**What the exercise asks:** Check every line of the material below for the string "государственных", and return the ones that have it.

**Provided data:**
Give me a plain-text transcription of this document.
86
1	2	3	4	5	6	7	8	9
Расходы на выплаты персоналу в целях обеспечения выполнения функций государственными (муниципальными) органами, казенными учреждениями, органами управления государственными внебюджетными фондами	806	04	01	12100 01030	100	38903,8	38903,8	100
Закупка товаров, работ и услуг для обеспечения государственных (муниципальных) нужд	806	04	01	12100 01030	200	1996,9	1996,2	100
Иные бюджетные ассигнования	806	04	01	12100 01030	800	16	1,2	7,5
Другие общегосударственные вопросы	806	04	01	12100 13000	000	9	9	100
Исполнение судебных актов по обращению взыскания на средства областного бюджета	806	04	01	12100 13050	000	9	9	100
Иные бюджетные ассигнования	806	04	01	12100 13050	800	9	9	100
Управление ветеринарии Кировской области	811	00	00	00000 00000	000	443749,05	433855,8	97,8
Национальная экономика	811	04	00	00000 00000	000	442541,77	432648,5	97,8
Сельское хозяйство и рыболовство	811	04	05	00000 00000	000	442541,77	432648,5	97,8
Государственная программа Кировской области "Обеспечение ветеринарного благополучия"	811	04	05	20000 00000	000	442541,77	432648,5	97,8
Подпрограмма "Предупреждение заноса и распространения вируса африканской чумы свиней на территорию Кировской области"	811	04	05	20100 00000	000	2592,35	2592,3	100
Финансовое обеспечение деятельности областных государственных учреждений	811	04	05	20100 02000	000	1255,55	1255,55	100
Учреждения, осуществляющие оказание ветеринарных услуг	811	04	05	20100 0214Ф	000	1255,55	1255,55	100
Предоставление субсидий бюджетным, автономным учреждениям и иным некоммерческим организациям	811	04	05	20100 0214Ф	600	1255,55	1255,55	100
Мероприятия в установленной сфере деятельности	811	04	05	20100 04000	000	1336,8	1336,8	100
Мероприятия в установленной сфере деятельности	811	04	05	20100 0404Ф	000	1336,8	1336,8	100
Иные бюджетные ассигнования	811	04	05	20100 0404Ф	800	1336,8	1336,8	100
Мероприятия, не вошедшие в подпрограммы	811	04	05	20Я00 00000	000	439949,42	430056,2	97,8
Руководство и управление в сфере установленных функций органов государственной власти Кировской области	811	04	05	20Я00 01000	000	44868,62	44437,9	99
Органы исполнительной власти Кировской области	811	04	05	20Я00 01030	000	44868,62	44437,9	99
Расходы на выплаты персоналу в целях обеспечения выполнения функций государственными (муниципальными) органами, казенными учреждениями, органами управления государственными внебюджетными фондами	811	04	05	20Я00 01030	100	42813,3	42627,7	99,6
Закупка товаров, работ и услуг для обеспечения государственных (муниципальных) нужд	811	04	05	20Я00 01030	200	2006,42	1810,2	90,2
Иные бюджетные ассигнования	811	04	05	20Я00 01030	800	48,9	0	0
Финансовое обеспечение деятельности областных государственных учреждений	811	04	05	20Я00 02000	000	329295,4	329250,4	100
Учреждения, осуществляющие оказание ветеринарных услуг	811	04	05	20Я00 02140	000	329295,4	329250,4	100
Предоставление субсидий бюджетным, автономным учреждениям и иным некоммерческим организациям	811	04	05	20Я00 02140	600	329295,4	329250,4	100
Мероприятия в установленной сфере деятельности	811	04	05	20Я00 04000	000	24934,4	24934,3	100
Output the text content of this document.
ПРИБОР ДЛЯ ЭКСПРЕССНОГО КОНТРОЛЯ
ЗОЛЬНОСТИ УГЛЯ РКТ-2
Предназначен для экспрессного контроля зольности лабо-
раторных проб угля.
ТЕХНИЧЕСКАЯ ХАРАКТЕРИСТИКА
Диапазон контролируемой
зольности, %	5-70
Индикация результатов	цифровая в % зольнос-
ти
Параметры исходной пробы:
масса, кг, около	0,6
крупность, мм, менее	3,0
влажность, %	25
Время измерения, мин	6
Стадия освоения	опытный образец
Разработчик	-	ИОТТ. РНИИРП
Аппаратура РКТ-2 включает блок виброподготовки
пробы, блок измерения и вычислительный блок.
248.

**Exercise output:**
Закупка товаров, работ и услуг для обеспечения государственных (муниципальных) нужд	806	04	01	12100 01030	200	1996,9	1996,2	100
Финансовое обеспечение деятельности областных государственных учреждений	811	04	05	20100 02000	000	1255,55	1255,55	100
Закупка товаров, работ и услуг для обеспечения государственных (муниципальных) нужд	811	04	05	20Я00 01030	200	2006,42	1810,2	90,2
Финансовое обеспечение деятельности областных государственных учреждений	811	04	05	20Я00 02000	000	329295,4	329250,4	100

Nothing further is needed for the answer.